• **Work required**:
Output the material below in its entirety, exactly as given.
**********
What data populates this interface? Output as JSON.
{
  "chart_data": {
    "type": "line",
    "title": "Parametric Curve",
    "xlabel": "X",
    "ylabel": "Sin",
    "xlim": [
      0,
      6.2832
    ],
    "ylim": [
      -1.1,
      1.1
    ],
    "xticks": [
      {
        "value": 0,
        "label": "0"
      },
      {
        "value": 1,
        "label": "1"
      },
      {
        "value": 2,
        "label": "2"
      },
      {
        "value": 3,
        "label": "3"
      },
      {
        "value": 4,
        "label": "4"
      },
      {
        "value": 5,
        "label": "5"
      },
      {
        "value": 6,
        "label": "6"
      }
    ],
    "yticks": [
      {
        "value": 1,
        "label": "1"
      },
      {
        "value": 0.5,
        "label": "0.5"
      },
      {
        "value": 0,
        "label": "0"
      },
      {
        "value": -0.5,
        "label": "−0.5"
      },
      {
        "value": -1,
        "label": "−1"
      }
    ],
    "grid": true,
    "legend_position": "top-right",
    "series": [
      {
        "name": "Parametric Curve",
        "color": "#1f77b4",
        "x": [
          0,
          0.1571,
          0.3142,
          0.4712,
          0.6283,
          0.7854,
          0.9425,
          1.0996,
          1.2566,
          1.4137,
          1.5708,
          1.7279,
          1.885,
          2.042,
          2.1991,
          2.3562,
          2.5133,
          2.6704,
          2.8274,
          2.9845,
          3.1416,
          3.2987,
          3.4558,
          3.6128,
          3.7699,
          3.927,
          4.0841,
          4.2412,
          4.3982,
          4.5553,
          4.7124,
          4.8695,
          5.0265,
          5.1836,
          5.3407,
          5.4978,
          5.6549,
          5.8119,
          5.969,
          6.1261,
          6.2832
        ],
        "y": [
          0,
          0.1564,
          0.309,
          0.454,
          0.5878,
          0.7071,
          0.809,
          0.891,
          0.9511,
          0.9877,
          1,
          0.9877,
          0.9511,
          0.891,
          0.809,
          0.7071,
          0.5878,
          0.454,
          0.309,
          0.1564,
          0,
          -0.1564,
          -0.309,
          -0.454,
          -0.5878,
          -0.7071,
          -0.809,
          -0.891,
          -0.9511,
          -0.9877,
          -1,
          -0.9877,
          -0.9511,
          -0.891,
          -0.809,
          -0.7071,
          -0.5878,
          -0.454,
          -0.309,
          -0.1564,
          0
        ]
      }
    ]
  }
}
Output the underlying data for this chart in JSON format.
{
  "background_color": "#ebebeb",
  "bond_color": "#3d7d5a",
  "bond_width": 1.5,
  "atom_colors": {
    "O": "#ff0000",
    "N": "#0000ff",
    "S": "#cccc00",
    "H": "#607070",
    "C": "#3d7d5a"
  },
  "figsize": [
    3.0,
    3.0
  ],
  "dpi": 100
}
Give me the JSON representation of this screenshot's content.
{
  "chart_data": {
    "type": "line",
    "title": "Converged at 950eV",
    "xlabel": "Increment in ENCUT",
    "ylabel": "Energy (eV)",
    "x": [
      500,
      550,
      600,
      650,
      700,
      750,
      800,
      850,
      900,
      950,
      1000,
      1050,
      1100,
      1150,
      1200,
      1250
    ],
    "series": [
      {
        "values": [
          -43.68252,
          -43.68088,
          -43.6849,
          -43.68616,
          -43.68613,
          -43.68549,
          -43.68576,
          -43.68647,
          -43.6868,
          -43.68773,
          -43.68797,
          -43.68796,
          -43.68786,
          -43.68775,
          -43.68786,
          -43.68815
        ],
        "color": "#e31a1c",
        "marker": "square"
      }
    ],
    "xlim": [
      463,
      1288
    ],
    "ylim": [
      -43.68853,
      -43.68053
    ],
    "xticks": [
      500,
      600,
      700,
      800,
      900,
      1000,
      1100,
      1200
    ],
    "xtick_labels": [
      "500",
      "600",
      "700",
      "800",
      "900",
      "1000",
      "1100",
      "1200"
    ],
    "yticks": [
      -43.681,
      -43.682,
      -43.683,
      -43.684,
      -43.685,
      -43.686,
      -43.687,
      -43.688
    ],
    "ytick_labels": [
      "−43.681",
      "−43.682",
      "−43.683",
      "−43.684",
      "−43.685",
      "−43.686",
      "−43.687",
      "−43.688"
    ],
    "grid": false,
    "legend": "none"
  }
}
**********
• **Solution for this exercise**:
What data populates this interface? Output as JSON.
{
  "chart_data": {
    "type": "line",
    "title": "Parametric Curve",
    "xlabel": "X",
    "ylabel": "Sin",
    "xlim": [
      0,
      6.2832
    ],
    "ylim": [
      -1.1,
      1.1
    ],
    "xticks": [
      {
        "value": 0,
        "label": "0"
      },
      {
        "value": 1,
        "label": "1"
      },
      {
        "value": 2,
        "label": "2"
      },
      {
        "value": 3,
        "label": "3"
      },
      {
        "value": 4,
        "label": "4"
      },
      {
        "value": 5,
        "label": "5"
      },
      {
        "value": 6,
        "label": "6"
      }
    ],
    "yticks": [
      {
        "value": 1,
        "label": "1"
      },
      {
        "value": 0.5,
        "label": "0.5"
      },
      {
        "value": 0,
        "label": "0"
      },
      {
        "value": -0.5,
        "label": "−0.5"
      },
      {
        "value": -1,
        "label": "−1"
      }
    ],
    "grid": true,
    "legend_position": "top-right",
    "series": [
      {
        "name": "Parametric Curve",
        "color": "#1f77b4",
        "x": [
          0,
          0.1571,
          0.3142,
          0.4712,
          0.6283,
          0.7854,
          0.9425,
          1.0996,
          1.2566,
          1.4137,
          1.5708,
          1.7279,
          1.885,
          2.042,
          2.1991,
          2.3562,
          2.5133,
          2.6704,
          2.8274,
          2.9845,
          3.1416,
          3.2987,
          3.4558,
          3.6128,
          3.7699,
          3.927,
          4.0841,
          4.2412,
          4.3982,
          4.5553,
          4.7124,
          4.8695,
          5.0265,
          5.1836,
          5.3407,
          5.4978,
          5.6549,
          5.8119,
          5.969,
          6.1261,
          6.2832
        ],
        "y": [
          0,
          0.1564,
          0.309,
          0.454,
          0.5878,
          0.7071,
          0.809,
          0.891,
          0.9511,
          0.9877,
          1,
          0.9877,
          0.9511,
          0.891,
          0.809,
          0.7071,
          0.5878,
          0.454,
          0.309,
          0.1564,
          0,
          -0.1564,
          -0.309,
          -0.454,
          -0.5878,
          -0.7071,
          -0.809,
          -0.891,
          -0.9511,
          -0.9877,
          -1,
          -0.9877,
          -0.9511,
          -0.891,
          -0.809,
          -0.7071,
          -0.5878,
          -0.454,
          -0.309,
          -0.1564,
          0
        ]
      }
    ]
  }
}
Output the underlying data for this chart in JSON format.
{
  "background_color": "#ebebeb",
  "bond_color": "#3d7d5a",
  "bond_width": 1.5,
  "atom_colors": {
    "O": "#ff0000",
    "N": "#0000ff",
    "S": "#cccc00",
    "H": "#607070",
    "C": "#3d7d5a"
  },
  "figsize": [
    3.0,
    3.0
  ],
  "dpi": 100
}
Give me the JSON representation of this screenshot's content.
{
  "chart_data": {
    "type": "line",
    "title": "Converged at 950eV",
    "xlabel": "Increment in ENCUT",
    "ylabel": "Energy (eV)",
    "x": [
      500,
      550,
      600,
      650,
      700,
      750,
      800,
      850,
      900,
      950,
      1000,
      1050,
      1100,
      1150,
      1200,
      1250
    ],
    "series": [
      {
        "values": [
          -43.68252,
          -43.68088,
          -43.6849,
          -43.68616,
          -43.68613,
          -43.68549,
          -43.68576,
          -43.68647,
          -43.6868,
          -43.68773,
          -43.68797,
          -43.68796,
          -43.68786,
          -43.68775,
          -43.68786,
          -43.68815
        ],
        "color": "#e31a1c",
        "marker": "square"
      }
    ],
    "xlim": [
      463,
      1288
    ],
    "ylim": [
      -43.68853,
      -43.68053
    ],
    "xticks": [
      500,
      600,
      700,
      800,
      900,
      1000,
      1100,
      1200
    ],
    "xtick_labels": [
      "500",
      "600",
      "700",
      "800",
      "900",
      "1000",
      "1100",
      "1200"
    ],
    "yticks": [
      -43.681,
      -43.682,
      -43.683,
      -43.684,
      -43.685,
      -43.686,
      -43.687,
      -43.688
    ],
    "ytick_labels": [
      "−43.681",
      "−43.682",
      "−43.683",
      "−43.684",
      "−43.685",
      "−43.686",
      "−43.687",
      "−43.688"
    ],
    "grid": false,
    "legend": "none"
  }
}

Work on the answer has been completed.